» EXERCISE DESCRIPTION
Make an exact copy of all the material below, apart from the pictures.

## Start

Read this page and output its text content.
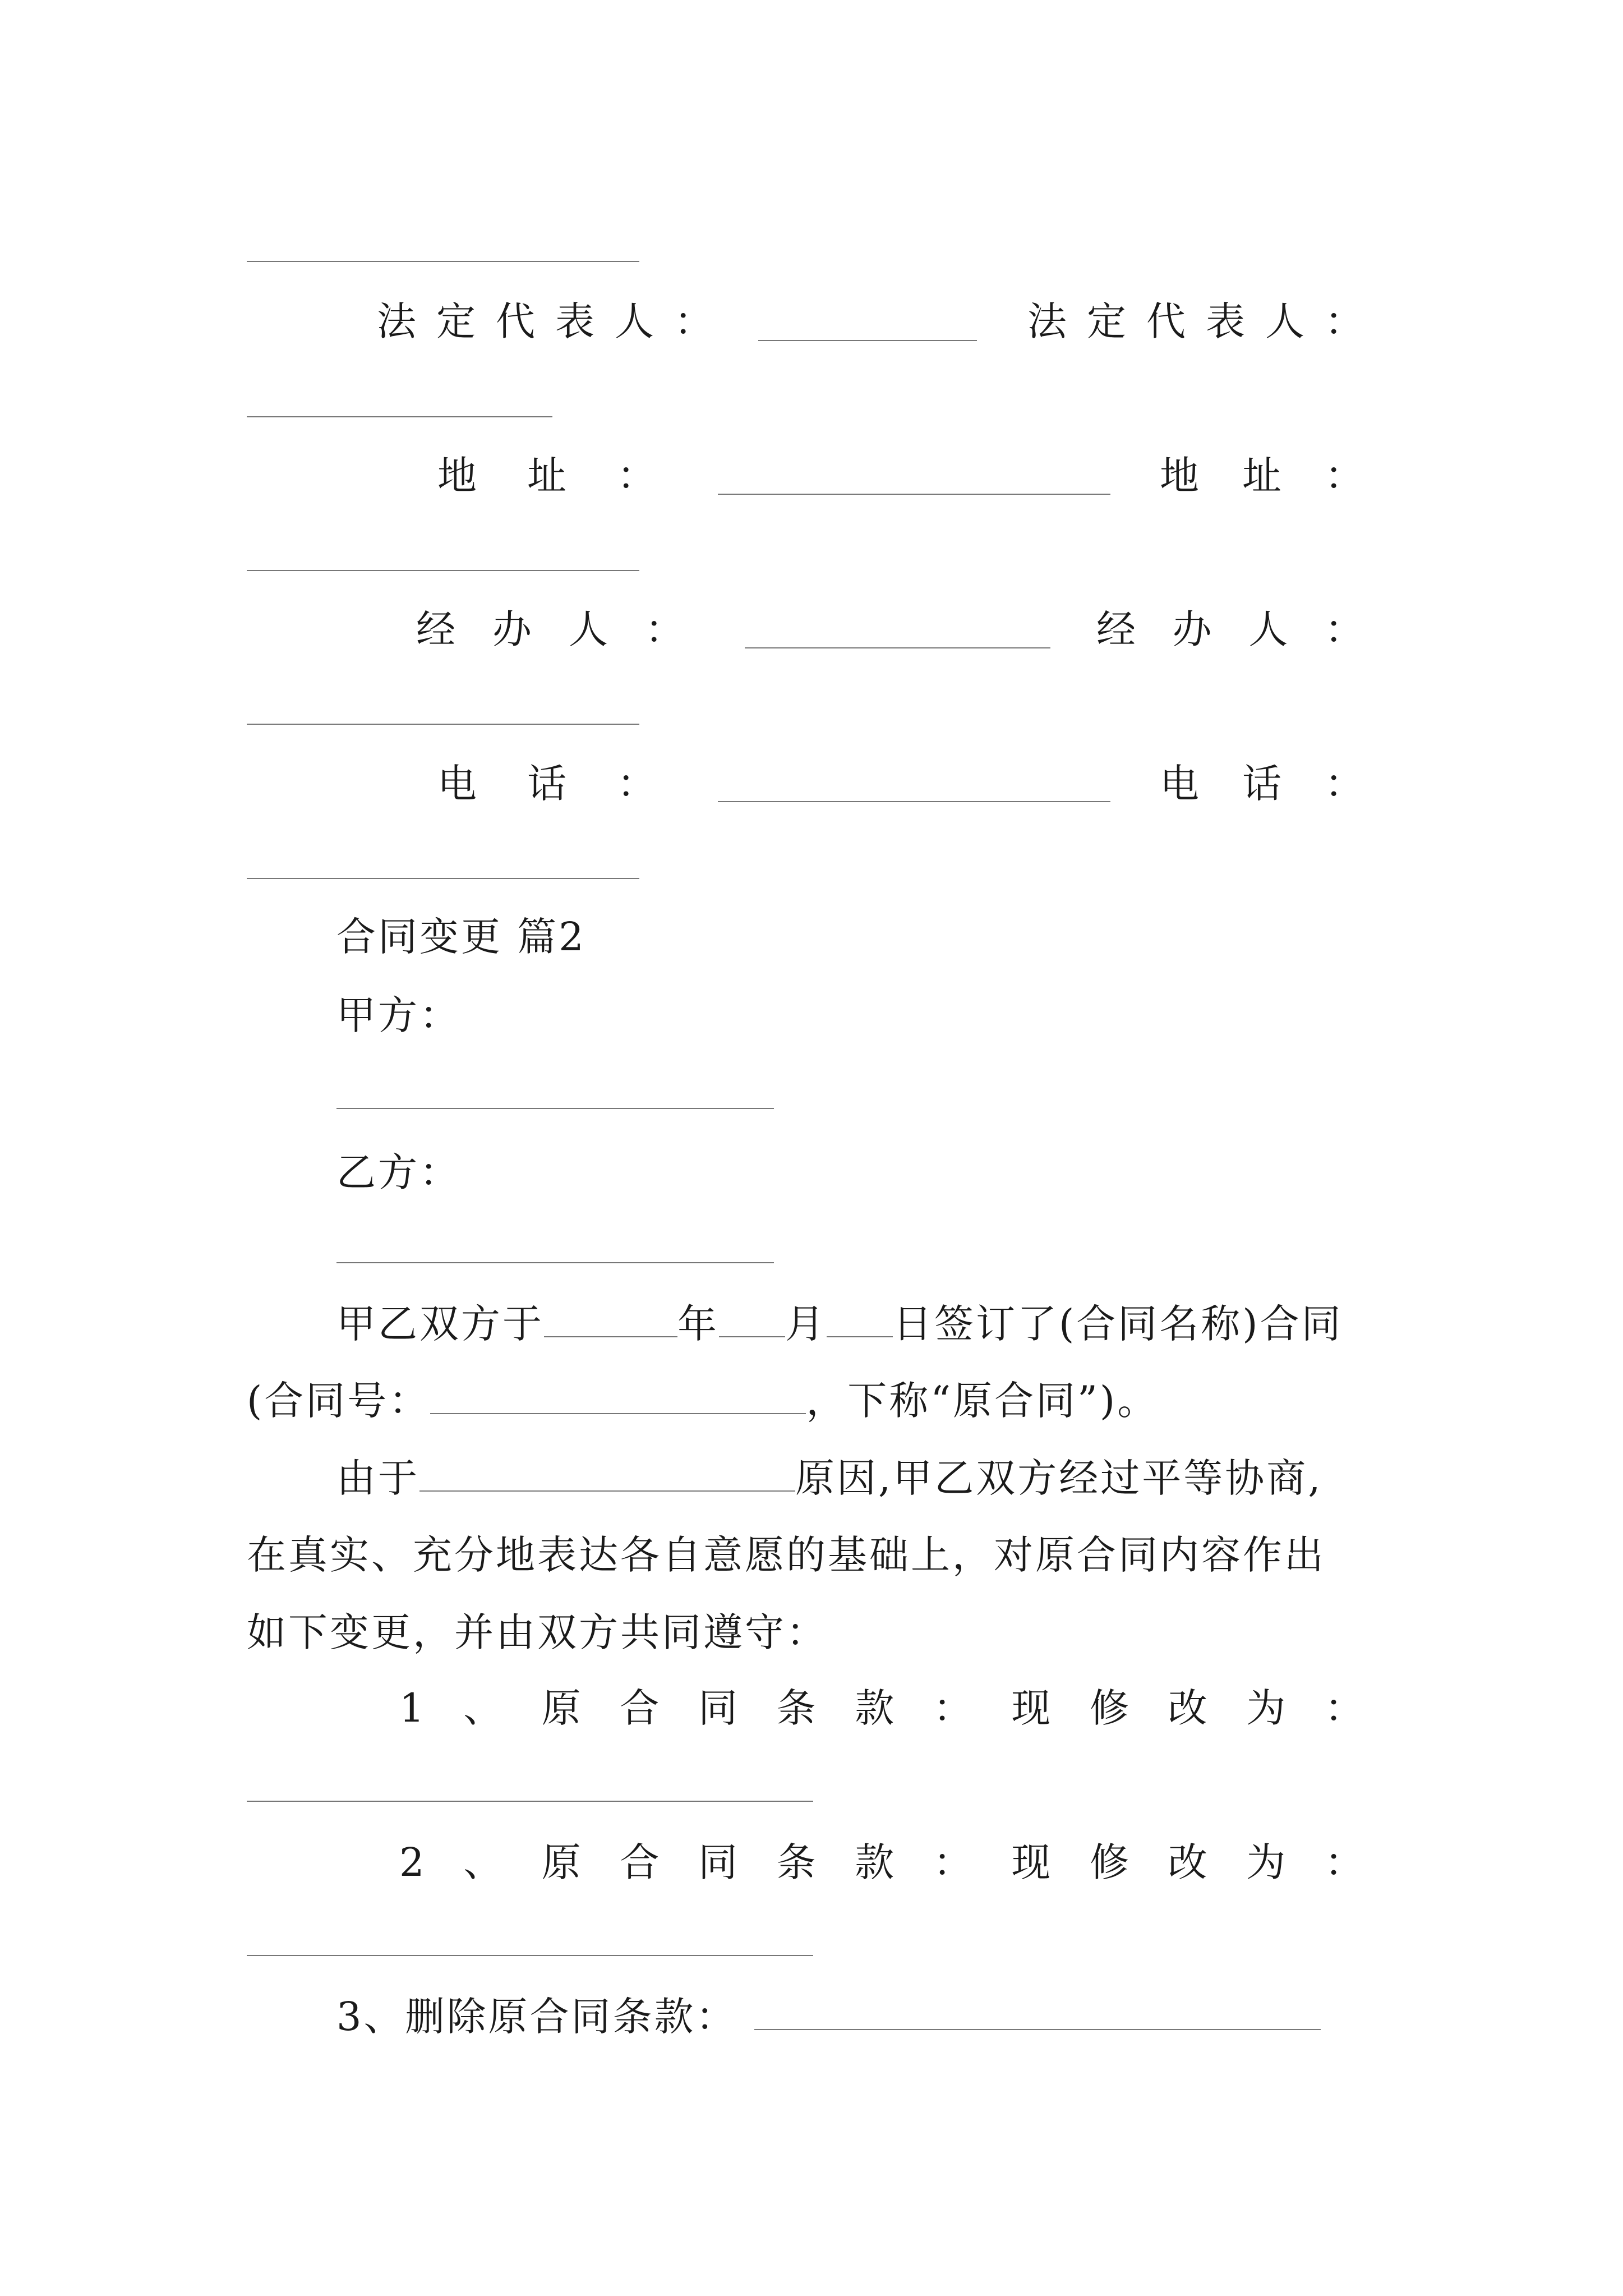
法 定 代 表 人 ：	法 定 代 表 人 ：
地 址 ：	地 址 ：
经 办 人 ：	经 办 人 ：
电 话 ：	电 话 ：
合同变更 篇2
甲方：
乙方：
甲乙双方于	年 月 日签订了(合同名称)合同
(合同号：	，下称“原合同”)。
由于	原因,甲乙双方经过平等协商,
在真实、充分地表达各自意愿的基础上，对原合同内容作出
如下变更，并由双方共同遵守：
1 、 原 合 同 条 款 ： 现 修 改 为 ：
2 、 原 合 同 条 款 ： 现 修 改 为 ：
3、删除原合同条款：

## End

» RESPONSE BELOW
Read this page and output its text content.
法 定 代 表 人 ：	法 定 代 表 人 ：
地 址 ：	地 址 ：
经 办 人 ：	经 办 人 ：
电 话 ：	电 话 ：
合同变更 篇2
甲方：
乙方：
甲乙双方于	年 月 日签订了(合同名称)合同
(合同号：	，下称“原合同”)。
由于	原因,甲乙双方经过平等协商,
在真实、充分地表达各自意愿的基础上，对原合同内容作出
如下变更，并由双方共同遵守：
1 、 原 合 同 条 款 ： 现 修 改 为 ：
2 、 原 合 同 条 款 ： 现 修 改 为 ：
3、删除原合同条款：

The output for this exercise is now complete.